◆ Material for this exercise ◆
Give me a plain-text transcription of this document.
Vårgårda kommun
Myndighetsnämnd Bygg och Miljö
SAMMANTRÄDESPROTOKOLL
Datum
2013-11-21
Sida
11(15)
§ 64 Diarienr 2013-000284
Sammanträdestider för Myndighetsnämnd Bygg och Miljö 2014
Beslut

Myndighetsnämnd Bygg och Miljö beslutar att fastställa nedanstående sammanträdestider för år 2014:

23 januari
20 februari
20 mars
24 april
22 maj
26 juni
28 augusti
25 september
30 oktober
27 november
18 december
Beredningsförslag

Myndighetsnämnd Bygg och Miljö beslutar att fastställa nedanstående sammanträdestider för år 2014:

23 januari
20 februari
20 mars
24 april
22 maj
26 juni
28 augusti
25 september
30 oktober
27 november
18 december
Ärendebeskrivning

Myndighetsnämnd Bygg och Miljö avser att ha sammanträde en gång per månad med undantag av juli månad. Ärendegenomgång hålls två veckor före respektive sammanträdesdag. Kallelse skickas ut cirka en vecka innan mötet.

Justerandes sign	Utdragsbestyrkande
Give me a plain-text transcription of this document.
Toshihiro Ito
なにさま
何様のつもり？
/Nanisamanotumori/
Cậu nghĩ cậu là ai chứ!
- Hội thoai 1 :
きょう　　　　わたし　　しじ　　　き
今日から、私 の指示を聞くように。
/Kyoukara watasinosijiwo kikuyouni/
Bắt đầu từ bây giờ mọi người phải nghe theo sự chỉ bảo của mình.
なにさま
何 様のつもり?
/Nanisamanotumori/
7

◆ Task statement ◆
Retype each line of the listing exactly as it was given above.

◆ Your response ◆
Give me a plain-text transcription of this document.
Vårgårda kommun
Myndighetsnämnd Bygg och Miljö
SAMMANTRÄDESPROTOKOLL
Datum
2013-11-21
Sida
11(15)
§ 64 Diarienr 2013-000284
Sammanträdestider för Myndighetsnämnd Bygg och Miljö 2014
Beslut

Myndighetsnämnd Bygg och Miljö beslutar att fastställa nedanstående sammanträdestider för år 2014:

23 januari
20 februari
20 mars
24 april
22 maj
26 juni
28 augusti
25 september
30 oktober
27 november
18 december
Beredningsförslag

Myndighetsnämnd Bygg och Miljö beslutar att fastställa nedanstående sammanträdestider för år 2014:

23 januari
20 februari
20 mars
24 april
22 maj
26 juni
28 augusti
25 september
30 oktober
27 november
18 december
Ärendebeskrivning

Myndighetsnämnd Bygg och Miljö avser att ha sammanträde en gång per månad med undantag av juli månad. Ärendegenomgång hålls två veckor före respektive sammanträdesdag. Kallelse skickas ut cirka en vecka innan mötet.

Justerandes sign	Utdragsbestyrkande
Give me a plain-text transcription of this document.
Toshihiro Ito
なにさま
何様のつもり？
/Nanisamanotumori/
Cậu nghĩ cậu là ai chứ!
- Hội thoai 1 :
きょう　　　　わたし　　しじ　　　き
今日から、私 の指示を聞くように。
/Kyoukara watasinosijiwo kikuyouni/
Bắt đầu từ bây giờ mọi người phải nghe theo sự chỉ bảo của mình.
なにさま
何 様のつもり?
/Nanisamanotumori/
7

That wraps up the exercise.